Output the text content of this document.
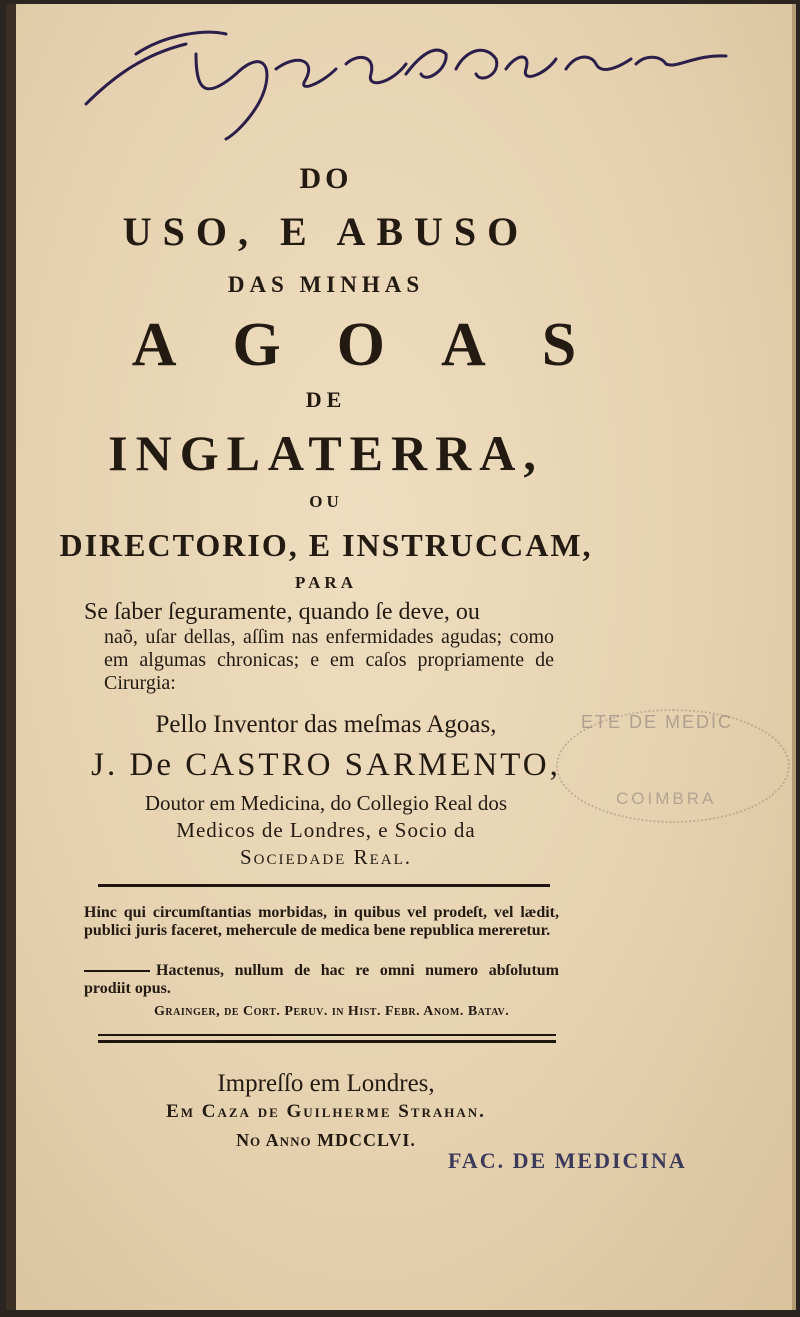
DO
USO, E ABUSO
DAS MINHAS
AGOAS
DE
INGLATERRA,
OU
DIRECTORIO, E INSTRUCCAM,
PARA
Se ſaber ſeguramente, quando ſe deve, ou
naõ, uſar dellas, aſſim nas enfermidades agudas; como em algumas chronicas; e em caſos propriamente de Cirurgia:
Pello Inventor das meſmas Agoas,
J. De CASTRO SARMENTO,
Doutor em Medicina, do Collegio Real dos
Medicos de Londres, e Socio da
Sociedade Real.
ETE DE MEDIC
COIMBRA
Hinc qui circumſtantias morbidas, in quibus vel prodeſt, vel lædit, publici juris faceret, mehercule de medica bene republica mereretur.
Hactenus, nullum de hac re omni numero abſolutum prodiit opus.
Grainger, de Cort. Peruv. in Hiſt. Febr. Anom. Batav.
Impreſſo em Londres,
Em Caza de Guilherme Strahan.
No Anno MDCCLVI.
FAC. DE MEDICINA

□ □ □

■ AIM: Images in the records should not be copied. Repeat all the rest exactly.

■ SOLUTION TO THE PROBLEM:
Output the text content of this document.
DO
USO, E ABUSO
DAS MINHAS
AGOAS
DE
INGLATERRA,
OU
DIRECTORIO, E INSTRUCCAM,
PARA
Se ſaber ſeguramente, quando ſe deve, ou
naõ, uſar dellas, aſſim nas enfermidades agudas; como em algumas chronicas; e em caſos propriamente de Cirurgia:
Pello Inventor das meſmas Agoas,
J. De CASTRO SARMENTO,
Doutor em Medicina, do Collegio Real dos
Medicos de Londres, e Socio da
Sociedade Real.
ETE DE MEDIC
COIMBRA
Hinc qui circumſtantias morbidas, in quibus vel prodeſt, vel lædit, publici juris faceret, mehercule de medica bene republica mereretur.
Hactenus, nullum de hac re omni numero abſolutum prodiit opus.
Grainger, de Cort. Peruv. in Hiſt. Febr. Anom. Batav.
Impreſſo em Londres,
Em Caza de Guilherme Strahan.
No Anno MDCCLVI.
FAC. DE MEDICINA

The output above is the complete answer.